- [EXTRACTED ENTRIES]:
——————

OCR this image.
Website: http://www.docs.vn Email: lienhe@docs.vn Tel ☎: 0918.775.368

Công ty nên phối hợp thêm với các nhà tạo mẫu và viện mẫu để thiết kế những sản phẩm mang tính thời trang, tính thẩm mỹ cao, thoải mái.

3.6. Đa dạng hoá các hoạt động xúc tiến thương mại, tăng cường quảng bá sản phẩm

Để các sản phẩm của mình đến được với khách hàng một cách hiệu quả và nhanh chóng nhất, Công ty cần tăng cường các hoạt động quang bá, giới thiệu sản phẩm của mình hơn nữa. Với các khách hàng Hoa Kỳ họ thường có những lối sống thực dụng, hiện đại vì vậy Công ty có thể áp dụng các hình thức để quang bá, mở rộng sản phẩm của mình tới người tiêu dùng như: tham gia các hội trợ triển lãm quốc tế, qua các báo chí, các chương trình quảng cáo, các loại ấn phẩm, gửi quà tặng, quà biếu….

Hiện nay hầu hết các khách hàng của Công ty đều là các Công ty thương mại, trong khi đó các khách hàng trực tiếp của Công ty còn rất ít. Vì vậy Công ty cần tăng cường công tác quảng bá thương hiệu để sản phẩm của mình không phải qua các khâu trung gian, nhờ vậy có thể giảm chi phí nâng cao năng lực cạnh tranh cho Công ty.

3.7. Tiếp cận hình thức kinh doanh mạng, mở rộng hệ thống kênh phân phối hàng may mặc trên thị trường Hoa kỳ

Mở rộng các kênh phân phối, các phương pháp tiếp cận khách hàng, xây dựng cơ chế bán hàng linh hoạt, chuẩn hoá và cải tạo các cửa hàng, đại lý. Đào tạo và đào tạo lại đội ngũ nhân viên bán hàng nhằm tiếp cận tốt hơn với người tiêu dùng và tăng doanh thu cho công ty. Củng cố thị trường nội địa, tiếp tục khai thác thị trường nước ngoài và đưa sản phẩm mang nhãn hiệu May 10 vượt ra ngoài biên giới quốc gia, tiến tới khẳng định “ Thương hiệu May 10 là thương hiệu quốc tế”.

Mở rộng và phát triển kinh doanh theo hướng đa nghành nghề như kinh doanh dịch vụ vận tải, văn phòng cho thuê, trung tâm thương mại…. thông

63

——————

- [YOUR TASK]:
Give back the data above exactly as it appears.

- [FULL RESPONSE]:
OCR this image.
Website: http://www.docs.vn Email: lienhe@docs.vn Tel ☎: 0918.775.368

Công ty nên phối hợp thêm với các nhà tạo mẫu và viện mẫu để thiết kế những sản phẩm mang tính thời trang, tính thẩm mỹ cao, thoải mái.

3.6. Đa dạng hoá các hoạt động xúc tiến thương mại, tăng cường quảng bá sản phẩm

Để các sản phẩm của mình đến được với khách hàng một cách hiệu quả và nhanh chóng nhất, Công ty cần tăng cường các hoạt động quang bá, giới thiệu sản phẩm của mình hơn nữa. Với các khách hàng Hoa Kỳ họ thường có những lối sống thực dụng, hiện đại vì vậy Công ty có thể áp dụng các hình thức để quang bá, mở rộng sản phẩm của mình tới người tiêu dùng như: tham gia các hội trợ triển lãm quốc tế, qua các báo chí, các chương trình quảng cáo, các loại ấn phẩm, gửi quà tặng, quà biếu….

Hiện nay hầu hết các khách hàng của Công ty đều là các Công ty thương mại, trong khi đó các khách hàng trực tiếp của Công ty còn rất ít. Vì vậy Công ty cần tăng cường công tác quảng bá thương hiệu để sản phẩm của mình không phải qua các khâu trung gian, nhờ vậy có thể giảm chi phí nâng cao năng lực cạnh tranh cho Công ty.

3.7. Tiếp cận hình thức kinh doanh mạng, mở rộng hệ thống kênh phân phối hàng may mặc trên thị trường Hoa kỳ

Mở rộng các kênh phân phối, các phương pháp tiếp cận khách hàng, xây dựng cơ chế bán hàng linh hoạt, chuẩn hoá và cải tạo các cửa hàng, đại lý. Đào tạo và đào tạo lại đội ngũ nhân viên bán hàng nhằm tiếp cận tốt hơn với người tiêu dùng và tăng doanh thu cho công ty. Củng cố thị trường nội địa, tiếp tục khai thác thị trường nước ngoài và đưa sản phẩm mang nhãn hiệu May 10 vượt ra ngoài biên giới quốc gia, tiến tới khẳng định “ Thương hiệu May 10 là thương hiệu quốc tế”.

Mở rộng và phát triển kinh doanh theo hướng đa nghành nghề như kinh doanh dịch vụ vận tải, văn phòng cho thuê, trung tâm thương mại…. thông

63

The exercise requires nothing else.